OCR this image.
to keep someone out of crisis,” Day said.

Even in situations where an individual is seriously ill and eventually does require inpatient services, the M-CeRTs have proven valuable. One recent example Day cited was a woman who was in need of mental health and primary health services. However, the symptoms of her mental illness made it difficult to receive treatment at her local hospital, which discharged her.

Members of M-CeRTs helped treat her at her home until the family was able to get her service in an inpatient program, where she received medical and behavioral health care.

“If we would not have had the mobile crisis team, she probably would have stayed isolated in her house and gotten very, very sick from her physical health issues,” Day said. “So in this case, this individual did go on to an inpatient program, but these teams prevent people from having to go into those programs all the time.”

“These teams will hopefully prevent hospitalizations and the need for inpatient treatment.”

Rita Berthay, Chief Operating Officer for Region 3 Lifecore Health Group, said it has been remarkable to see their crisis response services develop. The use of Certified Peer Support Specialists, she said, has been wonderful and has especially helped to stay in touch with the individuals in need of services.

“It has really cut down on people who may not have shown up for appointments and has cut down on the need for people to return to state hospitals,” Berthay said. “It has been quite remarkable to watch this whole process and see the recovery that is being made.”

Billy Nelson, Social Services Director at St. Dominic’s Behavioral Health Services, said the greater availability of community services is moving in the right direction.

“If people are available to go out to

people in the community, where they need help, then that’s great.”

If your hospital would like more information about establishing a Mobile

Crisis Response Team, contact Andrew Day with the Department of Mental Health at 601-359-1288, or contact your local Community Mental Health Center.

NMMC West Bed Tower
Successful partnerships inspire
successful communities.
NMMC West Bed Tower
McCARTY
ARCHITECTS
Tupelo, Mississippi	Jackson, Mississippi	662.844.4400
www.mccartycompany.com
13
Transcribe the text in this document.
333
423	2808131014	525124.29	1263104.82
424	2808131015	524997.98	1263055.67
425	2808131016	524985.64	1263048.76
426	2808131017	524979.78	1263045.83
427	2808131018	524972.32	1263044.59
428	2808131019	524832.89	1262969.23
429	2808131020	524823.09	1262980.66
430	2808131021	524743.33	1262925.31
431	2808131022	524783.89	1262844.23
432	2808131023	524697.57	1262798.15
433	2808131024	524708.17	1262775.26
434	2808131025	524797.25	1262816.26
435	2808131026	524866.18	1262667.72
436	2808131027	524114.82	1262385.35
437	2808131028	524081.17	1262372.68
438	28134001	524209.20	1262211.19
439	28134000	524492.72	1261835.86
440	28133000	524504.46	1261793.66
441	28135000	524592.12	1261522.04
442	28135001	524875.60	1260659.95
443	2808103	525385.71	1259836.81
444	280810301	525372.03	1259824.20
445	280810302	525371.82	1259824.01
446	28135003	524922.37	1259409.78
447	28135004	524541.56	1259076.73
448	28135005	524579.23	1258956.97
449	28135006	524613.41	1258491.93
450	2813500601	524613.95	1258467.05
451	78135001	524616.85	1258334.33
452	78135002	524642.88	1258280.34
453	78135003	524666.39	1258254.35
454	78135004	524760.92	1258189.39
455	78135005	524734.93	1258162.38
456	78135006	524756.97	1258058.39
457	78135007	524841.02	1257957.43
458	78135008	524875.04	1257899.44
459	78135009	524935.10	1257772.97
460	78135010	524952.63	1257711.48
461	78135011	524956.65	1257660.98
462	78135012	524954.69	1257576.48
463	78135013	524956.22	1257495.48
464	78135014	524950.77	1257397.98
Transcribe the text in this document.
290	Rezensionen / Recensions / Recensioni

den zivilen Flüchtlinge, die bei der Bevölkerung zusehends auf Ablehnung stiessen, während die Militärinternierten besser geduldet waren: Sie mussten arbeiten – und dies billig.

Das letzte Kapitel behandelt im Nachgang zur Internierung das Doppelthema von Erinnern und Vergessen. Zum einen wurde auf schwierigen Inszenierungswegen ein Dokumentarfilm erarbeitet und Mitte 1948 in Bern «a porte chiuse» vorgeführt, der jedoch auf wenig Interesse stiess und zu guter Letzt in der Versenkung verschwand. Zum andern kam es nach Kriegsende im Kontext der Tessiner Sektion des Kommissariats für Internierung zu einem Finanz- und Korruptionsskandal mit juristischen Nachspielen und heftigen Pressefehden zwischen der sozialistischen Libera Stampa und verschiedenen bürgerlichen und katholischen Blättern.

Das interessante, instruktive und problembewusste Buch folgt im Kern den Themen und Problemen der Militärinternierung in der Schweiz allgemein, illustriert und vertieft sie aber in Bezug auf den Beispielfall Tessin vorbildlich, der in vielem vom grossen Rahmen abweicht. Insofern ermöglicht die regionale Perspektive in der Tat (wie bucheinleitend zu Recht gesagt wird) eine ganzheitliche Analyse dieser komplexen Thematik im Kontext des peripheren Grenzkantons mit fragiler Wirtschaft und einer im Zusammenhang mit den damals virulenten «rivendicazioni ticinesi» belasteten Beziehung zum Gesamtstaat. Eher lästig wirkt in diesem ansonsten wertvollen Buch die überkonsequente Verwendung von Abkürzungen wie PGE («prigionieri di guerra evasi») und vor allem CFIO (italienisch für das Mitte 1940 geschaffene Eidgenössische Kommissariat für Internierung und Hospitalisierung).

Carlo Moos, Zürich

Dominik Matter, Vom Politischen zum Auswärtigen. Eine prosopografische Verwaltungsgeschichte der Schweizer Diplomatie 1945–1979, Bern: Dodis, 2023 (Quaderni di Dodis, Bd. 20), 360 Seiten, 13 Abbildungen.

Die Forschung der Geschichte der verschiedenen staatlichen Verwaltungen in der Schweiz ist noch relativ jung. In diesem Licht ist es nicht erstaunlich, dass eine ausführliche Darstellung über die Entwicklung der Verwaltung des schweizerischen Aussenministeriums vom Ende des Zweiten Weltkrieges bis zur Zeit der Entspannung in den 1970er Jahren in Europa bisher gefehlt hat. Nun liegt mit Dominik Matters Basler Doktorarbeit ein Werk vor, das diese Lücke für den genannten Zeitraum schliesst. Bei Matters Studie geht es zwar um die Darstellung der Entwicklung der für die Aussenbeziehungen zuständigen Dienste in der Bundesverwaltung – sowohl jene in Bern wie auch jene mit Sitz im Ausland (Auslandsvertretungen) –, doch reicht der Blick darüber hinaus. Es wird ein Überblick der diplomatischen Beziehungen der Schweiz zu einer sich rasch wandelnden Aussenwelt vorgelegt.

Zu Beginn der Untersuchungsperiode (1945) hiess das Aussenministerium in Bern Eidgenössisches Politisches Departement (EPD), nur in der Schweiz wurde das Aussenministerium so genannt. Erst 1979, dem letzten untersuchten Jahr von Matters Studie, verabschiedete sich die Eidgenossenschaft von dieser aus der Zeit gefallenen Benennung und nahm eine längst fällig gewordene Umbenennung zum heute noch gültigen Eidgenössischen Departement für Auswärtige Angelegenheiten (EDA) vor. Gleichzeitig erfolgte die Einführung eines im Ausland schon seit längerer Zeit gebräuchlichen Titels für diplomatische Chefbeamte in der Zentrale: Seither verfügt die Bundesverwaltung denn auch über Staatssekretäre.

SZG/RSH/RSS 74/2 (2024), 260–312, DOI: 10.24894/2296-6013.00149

### Exercise
Transcribe every entry word for word.

### Finished task
OCR this image.
to keep someone out of crisis,” Day said.

Even in situations where an individual is seriously ill and eventually does require inpatient services, the M-CeRTs have proven valuable. One recent example Day cited was a woman who was in need of mental health and primary health services. However, the symptoms of her mental illness made it difficult to receive treatment at her local hospital, which discharged her.

Members of M-CeRTs helped treat her at her home until the family was able to get her service in an inpatient program, where she received medical and behavioral health care.

“If we would not have had the mobile crisis team, she probably would have stayed isolated in her house and gotten very, very sick from her physical health issues,” Day said. “So in this case, this individual did go on to an inpatient program, but these teams prevent people from having to go into those programs all the time.”

“These teams will hopefully prevent hospitalizations and the need for inpatient treatment.”

Rita Berthay, Chief Operating Officer for Region 3 Lifecore Health Group, said it has been remarkable to see their crisis response services develop. The use of Certified Peer Support Specialists, she said, has been wonderful and has especially helped to stay in touch with the individuals in need of services.

“It has really cut down on people who may not have shown up for appointments and has cut down on the need for people to return to state hospitals,” Berthay said. “It has been quite remarkable to watch this whole process and see the recovery that is being made.”

Billy Nelson, Social Services Director at St. Dominic’s Behavioral Health Services, said the greater availability of community services is moving in the right direction.

“If people are available to go out to

people in the community, where they need help, then that’s great.”

If your hospital would like more information about establishing a Mobile

Crisis Response Team, contact Andrew Day with the Department of Mental Health at 601-359-1288, or contact your local Community Mental Health Center.

NMMC West Bed Tower
Successful partnerships inspire
successful communities.
NMMC West Bed Tower
McCARTY
ARCHITECTS
Tupelo, Mississippi	Jackson, Mississippi	662.844.4400
www.mccartycompany.com
13
Transcribe the text in this document.
333
423	2808131014	525124.29	1263104.82
424	2808131015	524997.98	1263055.67
425	2808131016	524985.64	1263048.76
426	2808131017	524979.78	1263045.83
427	2808131018	524972.32	1263044.59
428	2808131019	524832.89	1262969.23
429	2808131020	524823.09	1262980.66
430	2808131021	524743.33	1262925.31
431	2808131022	524783.89	1262844.23
432	2808131023	524697.57	1262798.15
433	2808131024	524708.17	1262775.26
434	2808131025	524797.25	1262816.26
435	2808131026	524866.18	1262667.72
436	2808131027	524114.82	1262385.35
437	2808131028	524081.17	1262372.68
438	28134001	524209.20	1262211.19
439	28134000	524492.72	1261835.86
440	28133000	524504.46	1261793.66
441	28135000	524592.12	1261522.04
442	28135001	524875.60	1260659.95
443	2808103	525385.71	1259836.81
444	280810301	525372.03	1259824.20
445	280810302	525371.82	1259824.01
446	28135003	524922.37	1259409.78
447	28135004	524541.56	1259076.73
448	28135005	524579.23	1258956.97
449	28135006	524613.41	1258491.93
450	2813500601	524613.95	1258467.05
451	78135001	524616.85	1258334.33
452	78135002	524642.88	1258280.34
453	78135003	524666.39	1258254.35
454	78135004	524760.92	1258189.39
455	78135005	524734.93	1258162.38
456	78135006	524756.97	1258058.39
457	78135007	524841.02	1257957.43
458	78135008	524875.04	1257899.44
459	78135009	524935.10	1257772.97
460	78135010	524952.63	1257711.48
461	78135011	524956.65	1257660.98
462	78135012	524954.69	1257576.48
463	78135013	524956.22	1257495.48
464	78135014	524950.77	1257397.98
Transcribe the text in this document.
290	Rezensionen / Recensions / Recensioni

den zivilen Flüchtlinge, die bei der Bevölkerung zusehends auf Ablehnung stiessen, während die Militärinternierten besser geduldet waren: Sie mussten arbeiten – und dies billig.

Das letzte Kapitel behandelt im Nachgang zur Internierung das Doppelthema von Erinnern und Vergessen. Zum einen wurde auf schwierigen Inszenierungswegen ein Dokumentarfilm erarbeitet und Mitte 1948 in Bern «a porte chiuse» vorgeführt, der jedoch auf wenig Interesse stiess und zu guter Letzt in der Versenkung verschwand. Zum andern kam es nach Kriegsende im Kontext der Tessiner Sektion des Kommissariats für Internierung zu einem Finanz- und Korruptionsskandal mit juristischen Nachspielen und heftigen Pressefehden zwischen der sozialistischen Libera Stampa und verschiedenen bürgerlichen und katholischen Blättern.

Das interessante, instruktive und problembewusste Buch folgt im Kern den Themen und Problemen der Militärinternierung in der Schweiz allgemein, illustriert und vertieft sie aber in Bezug auf den Beispielfall Tessin vorbildlich, der in vielem vom grossen Rahmen abweicht. Insofern ermöglicht die regionale Perspektive in der Tat (wie bucheinleitend zu Recht gesagt wird) eine ganzheitliche Analyse dieser komplexen Thematik im Kontext des peripheren Grenzkantons mit fragiler Wirtschaft und einer im Zusammenhang mit den damals virulenten «rivendicazioni ticinesi» belasteten Beziehung zum Gesamtstaat. Eher lästig wirkt in diesem ansonsten wertvollen Buch die überkonsequente Verwendung von Abkürzungen wie PGE («prigionieri di guerra evasi») und vor allem CFIO (italienisch für das Mitte 1940 geschaffene Eidgenössische Kommissariat für Internierung und Hospitalisierung).

Carlo Moos, Zürich

Dominik Matter, Vom Politischen zum Auswärtigen. Eine prosopografische Verwaltungsgeschichte der Schweizer Diplomatie 1945–1979, Bern: Dodis, 2023 (Quaderni di Dodis, Bd. 20), 360 Seiten, 13 Abbildungen.

Die Forschung der Geschichte der verschiedenen staatlichen Verwaltungen in der Schweiz ist noch relativ jung. In diesem Licht ist es nicht erstaunlich, dass eine ausführliche Darstellung über die Entwicklung der Verwaltung des schweizerischen Aussenministeriums vom Ende des Zweiten Weltkrieges bis zur Zeit der Entspannung in den 1970er Jahren in Europa bisher gefehlt hat. Nun liegt mit Dominik Matters Basler Doktorarbeit ein Werk vor, das diese Lücke für den genannten Zeitraum schliesst. Bei Matters Studie geht es zwar um die Darstellung der Entwicklung der für die Aussenbeziehungen zuständigen Dienste in der Bundesverwaltung – sowohl jene in Bern wie auch jene mit Sitz im Ausland (Auslandsvertretungen) –, doch reicht der Blick darüber hinaus. Es wird ein Überblick der diplomatischen Beziehungen der Schweiz zu einer sich rasch wandelnden Aussenwelt vorgelegt.

Zu Beginn der Untersuchungsperiode (1945) hiess das Aussenministerium in Bern Eidgenössisches Politisches Departement (EPD), nur in der Schweiz wurde das Aussenministerium so genannt. Erst 1979, dem letzten untersuchten Jahr von Matters Studie, verabschiedete sich die Eidgenossenschaft von dieser aus der Zeit gefallenen Benennung und nahm eine längst fällig gewordene Umbenennung zum heute noch gültigen Eidgenössischen Departement für Auswärtige Angelegenheiten (EDA) vor. Gleichzeitig erfolgte die Einführung eines im Ausland schon seit längerer Zeit gebräuchlichen Titels für diplomatische Chefbeamte in der Zentrale: Seither verfügt die Bundesverwaltung denn auch über Staatssekretäre.

SZG/RSH/RSS 74/2 (2024), 260–312, DOI: 10.24894/2296-6013.00149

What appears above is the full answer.